• Description of the task
In the entries below, find every line with "name" and copy it.

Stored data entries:
+--

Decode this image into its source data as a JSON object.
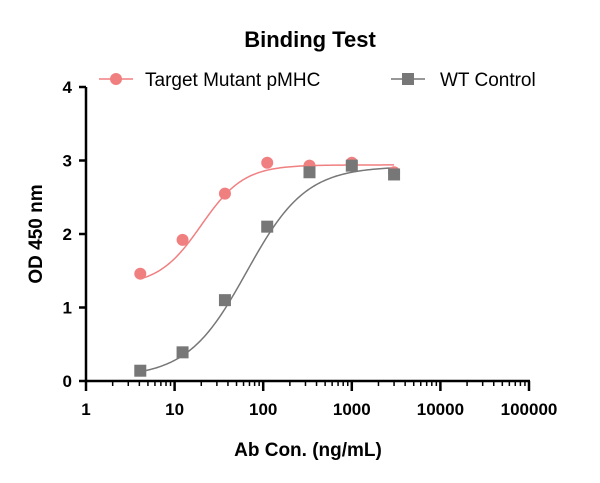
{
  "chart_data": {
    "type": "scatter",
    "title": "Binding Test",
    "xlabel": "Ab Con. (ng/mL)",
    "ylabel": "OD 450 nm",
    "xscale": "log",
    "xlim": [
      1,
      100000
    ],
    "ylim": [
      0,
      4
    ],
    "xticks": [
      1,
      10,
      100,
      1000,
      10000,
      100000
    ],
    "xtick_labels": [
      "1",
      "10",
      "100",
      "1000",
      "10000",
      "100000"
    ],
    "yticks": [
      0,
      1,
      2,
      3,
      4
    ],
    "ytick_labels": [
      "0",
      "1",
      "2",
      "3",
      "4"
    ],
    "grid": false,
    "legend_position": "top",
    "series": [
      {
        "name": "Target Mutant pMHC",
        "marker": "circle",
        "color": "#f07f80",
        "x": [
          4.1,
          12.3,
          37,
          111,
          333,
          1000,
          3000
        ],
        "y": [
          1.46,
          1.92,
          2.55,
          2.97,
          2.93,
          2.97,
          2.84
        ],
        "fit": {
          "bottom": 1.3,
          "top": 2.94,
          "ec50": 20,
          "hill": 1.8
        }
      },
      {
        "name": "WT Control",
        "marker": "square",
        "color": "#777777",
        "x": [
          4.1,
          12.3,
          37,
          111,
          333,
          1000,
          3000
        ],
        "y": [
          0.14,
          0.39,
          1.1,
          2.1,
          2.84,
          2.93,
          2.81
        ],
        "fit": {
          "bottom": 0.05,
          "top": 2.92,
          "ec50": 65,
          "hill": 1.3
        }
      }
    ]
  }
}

+--

• Solution to the problem
        "name": "Target Mutant pMHC",
        "name": "WT Control",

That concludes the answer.